▶ _What to produce_: Check every line of the entries for "Mars", and copy the lines that hold it.

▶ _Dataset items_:
>>>

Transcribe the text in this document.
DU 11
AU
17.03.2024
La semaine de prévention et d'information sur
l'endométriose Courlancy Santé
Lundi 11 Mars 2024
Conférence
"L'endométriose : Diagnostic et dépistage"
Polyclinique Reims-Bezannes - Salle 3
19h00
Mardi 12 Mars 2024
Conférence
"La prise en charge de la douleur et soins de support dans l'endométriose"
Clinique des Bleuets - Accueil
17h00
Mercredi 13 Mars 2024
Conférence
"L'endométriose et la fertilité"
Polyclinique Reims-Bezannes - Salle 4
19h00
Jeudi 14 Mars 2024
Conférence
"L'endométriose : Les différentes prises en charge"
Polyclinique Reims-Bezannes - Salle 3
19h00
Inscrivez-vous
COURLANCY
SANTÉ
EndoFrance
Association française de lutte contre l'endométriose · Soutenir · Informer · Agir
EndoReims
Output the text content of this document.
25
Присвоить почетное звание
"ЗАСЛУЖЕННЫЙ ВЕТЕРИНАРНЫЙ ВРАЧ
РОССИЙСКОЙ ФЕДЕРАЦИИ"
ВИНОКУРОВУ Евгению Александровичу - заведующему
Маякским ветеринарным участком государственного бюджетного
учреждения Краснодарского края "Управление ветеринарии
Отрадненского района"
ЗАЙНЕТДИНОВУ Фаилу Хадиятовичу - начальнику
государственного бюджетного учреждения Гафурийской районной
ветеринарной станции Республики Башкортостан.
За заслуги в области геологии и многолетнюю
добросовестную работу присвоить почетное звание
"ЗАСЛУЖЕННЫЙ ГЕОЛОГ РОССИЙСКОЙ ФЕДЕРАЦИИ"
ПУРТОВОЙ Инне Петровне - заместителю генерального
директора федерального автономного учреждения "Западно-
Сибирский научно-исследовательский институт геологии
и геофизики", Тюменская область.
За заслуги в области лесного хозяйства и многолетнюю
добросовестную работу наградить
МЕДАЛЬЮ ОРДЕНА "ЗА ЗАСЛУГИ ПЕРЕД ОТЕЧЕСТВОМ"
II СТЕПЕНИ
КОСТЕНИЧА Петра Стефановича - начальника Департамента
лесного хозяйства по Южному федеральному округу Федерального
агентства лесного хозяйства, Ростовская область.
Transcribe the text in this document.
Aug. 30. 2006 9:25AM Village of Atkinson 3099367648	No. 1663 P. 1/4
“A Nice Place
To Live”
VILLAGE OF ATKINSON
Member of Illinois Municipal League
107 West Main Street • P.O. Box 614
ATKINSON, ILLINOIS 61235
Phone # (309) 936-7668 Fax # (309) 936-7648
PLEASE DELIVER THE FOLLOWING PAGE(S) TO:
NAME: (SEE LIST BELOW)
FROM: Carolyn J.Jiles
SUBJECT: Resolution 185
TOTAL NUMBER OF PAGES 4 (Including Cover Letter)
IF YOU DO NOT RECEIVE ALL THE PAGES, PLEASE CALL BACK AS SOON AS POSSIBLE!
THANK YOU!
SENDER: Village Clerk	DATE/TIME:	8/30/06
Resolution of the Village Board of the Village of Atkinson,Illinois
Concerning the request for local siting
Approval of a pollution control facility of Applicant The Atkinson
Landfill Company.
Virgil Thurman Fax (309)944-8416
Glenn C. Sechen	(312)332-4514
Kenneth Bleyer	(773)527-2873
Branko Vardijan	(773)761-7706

<<<

▶ _Correct result_:
Lundi 11 Mars 2024
Mardi 12 Mars 2024
Mercredi 13 Mars 2024
Jeudi 14 Mars 2024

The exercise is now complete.